> GOAL OF THE EXERCISE
Quote the listing below in its entirety.
***** DATASET *****
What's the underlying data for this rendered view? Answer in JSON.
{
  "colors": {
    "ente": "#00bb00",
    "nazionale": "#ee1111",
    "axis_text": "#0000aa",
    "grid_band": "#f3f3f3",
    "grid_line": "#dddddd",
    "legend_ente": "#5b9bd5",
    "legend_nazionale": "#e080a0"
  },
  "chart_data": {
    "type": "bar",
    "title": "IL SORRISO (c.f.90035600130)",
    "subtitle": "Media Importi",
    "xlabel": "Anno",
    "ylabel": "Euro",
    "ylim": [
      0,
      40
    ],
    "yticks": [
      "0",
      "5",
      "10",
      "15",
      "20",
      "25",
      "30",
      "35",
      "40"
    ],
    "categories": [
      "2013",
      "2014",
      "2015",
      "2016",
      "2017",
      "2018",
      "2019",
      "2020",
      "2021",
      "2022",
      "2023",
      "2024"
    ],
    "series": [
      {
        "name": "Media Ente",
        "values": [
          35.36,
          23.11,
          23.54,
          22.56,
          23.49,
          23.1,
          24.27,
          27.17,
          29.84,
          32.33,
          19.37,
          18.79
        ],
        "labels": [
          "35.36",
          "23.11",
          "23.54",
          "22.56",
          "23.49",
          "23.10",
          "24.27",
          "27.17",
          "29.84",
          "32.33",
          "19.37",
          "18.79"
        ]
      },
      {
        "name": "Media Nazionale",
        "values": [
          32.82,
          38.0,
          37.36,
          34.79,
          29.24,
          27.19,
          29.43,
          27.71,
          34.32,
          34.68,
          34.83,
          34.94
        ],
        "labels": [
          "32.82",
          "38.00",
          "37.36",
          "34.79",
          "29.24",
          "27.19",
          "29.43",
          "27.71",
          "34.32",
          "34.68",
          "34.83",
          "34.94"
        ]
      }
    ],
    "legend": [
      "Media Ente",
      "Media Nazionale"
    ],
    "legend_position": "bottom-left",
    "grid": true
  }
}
*****
> EXERCISE ANSWER
What's the underlying data for this rendered view? Answer in JSON.
{
  "colors": {
    "ente": "#00bb00",
    "nazionale": "#ee1111",
    "axis_text": "#0000aa",
    "grid_band": "#f3f3f3",
    "grid_line": "#dddddd",
    "legend_ente": "#5b9bd5",
    "legend_nazionale": "#e080a0"
  },
  "chart_data": {
    "type": "bar",
    "title": "IL SORRISO (c.f.90035600130)",
    "subtitle": "Media Importi",
    "xlabel": "Anno",
    "ylabel": "Euro",
    "ylim": [
      0,
      40
    ],
    "yticks": [
      "0",
      "5",
      "10",
      "15",
      "20",
      "25",
      "30",
      "35",
      "40"
    ],
    "categories": [
      "2013",
      "2014",
      "2015",
      "2016",
      "2017",
      "2018",
      "2019",
      "2020",
      "2021",
      "2022",
      "2023",
      "2024"
    ],
    "series": [
      {
        "name": "Media Ente",
        "values": [
          35.36,
          23.11,
          23.54,
          22.56,
          23.49,
          23.1,
          24.27,
          27.17,
          29.84,
          32.33,
          19.37,
          18.79
        ],
        "labels": [
          "35.36",
          "23.11",
          "23.54",
          "22.56",
          "23.49",
          "23.10",
          "24.27",
          "27.17",
          "29.84",
          "32.33",
          "19.37",
          "18.79"
        ]
      },
      {
        "name": "Media Nazionale",
        "values": [
          32.82,
          38.0,
          37.36,
          34.79,
          29.24,
          27.19,
          29.43,
          27.71,
          34.32,
          34.68,
          34.83,
          34.94
        ],
        "labels": [
          "32.82",
          "38.00",
          "37.36",
          "34.79",
          "29.24",
          "27.19",
          "29.43",
          "27.71",
          "34.32",
          "34.68",
          "34.83",
          "34.94"
        ]
      }
    ],
    "legend": [
      "Media Ente",
      "Media Nazionale"
    ],
    "legend_position": "bottom-left",
    "grid": true
  }
}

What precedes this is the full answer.